> [THE TASK]: Transcribe the entries that follow, word for word.

- - - -

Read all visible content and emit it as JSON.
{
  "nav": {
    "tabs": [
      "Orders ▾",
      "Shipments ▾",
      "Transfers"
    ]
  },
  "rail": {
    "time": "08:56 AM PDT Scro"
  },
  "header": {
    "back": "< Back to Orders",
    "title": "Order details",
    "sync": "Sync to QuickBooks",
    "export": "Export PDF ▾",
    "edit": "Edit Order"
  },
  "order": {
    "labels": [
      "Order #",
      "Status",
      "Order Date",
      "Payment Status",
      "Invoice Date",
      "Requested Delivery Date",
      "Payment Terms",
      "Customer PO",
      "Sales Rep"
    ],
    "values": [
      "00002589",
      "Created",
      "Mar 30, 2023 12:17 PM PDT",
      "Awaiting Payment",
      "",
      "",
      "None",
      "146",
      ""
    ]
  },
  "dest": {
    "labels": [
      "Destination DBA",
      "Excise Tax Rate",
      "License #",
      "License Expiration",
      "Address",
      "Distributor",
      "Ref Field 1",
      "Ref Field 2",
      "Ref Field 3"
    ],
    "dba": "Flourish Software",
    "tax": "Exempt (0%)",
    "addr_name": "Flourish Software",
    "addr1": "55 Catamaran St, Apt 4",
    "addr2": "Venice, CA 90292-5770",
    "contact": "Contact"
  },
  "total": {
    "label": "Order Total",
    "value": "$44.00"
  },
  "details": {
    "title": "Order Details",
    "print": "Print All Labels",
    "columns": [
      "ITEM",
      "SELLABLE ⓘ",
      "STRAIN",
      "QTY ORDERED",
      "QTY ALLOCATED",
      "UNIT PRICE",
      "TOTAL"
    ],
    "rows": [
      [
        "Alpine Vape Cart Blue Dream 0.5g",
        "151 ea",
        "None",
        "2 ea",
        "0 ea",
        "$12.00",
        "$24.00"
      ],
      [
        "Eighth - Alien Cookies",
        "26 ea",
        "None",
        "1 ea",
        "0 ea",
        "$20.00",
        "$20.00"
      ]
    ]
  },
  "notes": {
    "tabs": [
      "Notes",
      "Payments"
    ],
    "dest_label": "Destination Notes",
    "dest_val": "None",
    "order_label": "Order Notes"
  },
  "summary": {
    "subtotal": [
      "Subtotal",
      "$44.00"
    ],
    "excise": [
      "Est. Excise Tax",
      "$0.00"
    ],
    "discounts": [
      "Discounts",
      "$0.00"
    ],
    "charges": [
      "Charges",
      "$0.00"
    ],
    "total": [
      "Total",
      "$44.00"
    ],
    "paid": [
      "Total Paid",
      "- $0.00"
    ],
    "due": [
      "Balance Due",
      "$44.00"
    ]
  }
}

- - - -

> [FINISHED ANSWER]:
Read all visible content and emit it as JSON.
{
  "nav": {
    "tabs": [
      "Orders ▾",
      "Shipments ▾",
      "Transfers"
    ]
  },
  "rail": {
    "time": "08:56 AM PDT Scro"
  },
  "header": {
    "back": "< Back to Orders",
    "title": "Order details",
    "sync": "Sync to QuickBooks",
    "export": "Export PDF ▾",
    "edit": "Edit Order"
  },
  "order": {
    "labels": [
      "Order #",
      "Status",
      "Order Date",
      "Payment Status",
      "Invoice Date",
      "Requested Delivery Date",
      "Payment Terms",
      "Customer PO",
      "Sales Rep"
    ],
    "values": [
      "00002589",
      "Created",
      "Mar 30, 2023 12:17 PM PDT",
      "Awaiting Payment",
      "",
      "",
      "None",
      "146",
      ""
    ]
  },
  "dest": {
    "labels": [
      "Destination DBA",
      "Excise Tax Rate",
      "License #",
      "License Expiration",
      "Address",
      "Distributor",
      "Ref Field 1",
      "Ref Field 2",
      "Ref Field 3"
    ],
    "dba": "Flourish Software",
    "tax": "Exempt (0%)",
    "addr_name": "Flourish Software",
    "addr1": "55 Catamaran St, Apt 4",
    "addr2": "Venice, CA 90292-5770",
    "contact": "Contact"
  },
  "total": {
    "label": "Order Total",
    "value": "$44.00"
  },
  "details": {
    "title": "Order Details",
    "print": "Print All Labels",
    "columns": [
      "ITEM",
      "SELLABLE ⓘ",
      "STRAIN",
      "QTY ORDERED",
      "QTY ALLOCATED",
      "UNIT PRICE",
      "TOTAL"
    ],
    "rows": [
      [
        "Alpine Vape Cart Blue Dream 0.5g",
        "151 ea",
        "None",
        "2 ea",
        "0 ea",
        "$12.00",
        "$24.00"
      ],
      [
        "Eighth - Alien Cookies",
        "26 ea",
        "None",
        "1 ea",
        "0 ea",
        "$20.00",
        "$20.00"
      ]
    ]
  },
  "notes": {
    "tabs": [
      "Notes",
      "Payments"
    ],
    "dest_label": "Destination Notes",
    "dest_val": "None",
    "order_label": "Order Notes"
  },
  "summary": {
    "subtotal": [
      "Subtotal",
      "$44.00"
    ],
    "excise": [
      "Est. Excise Tax",
      "$0.00"
    ],
    "discounts": [
      "Discounts",
      "$0.00"
    ],
    "charges": [
      "Charges",
      "$0.00"
    ],
    "total": [
      "Total",
      "$44.00"
    ],
    "paid": [
      "Total Paid",
      "- $0.00"
    ],
    "due": [
      "Balance Due",
      "$44.00"
    ]
  }
}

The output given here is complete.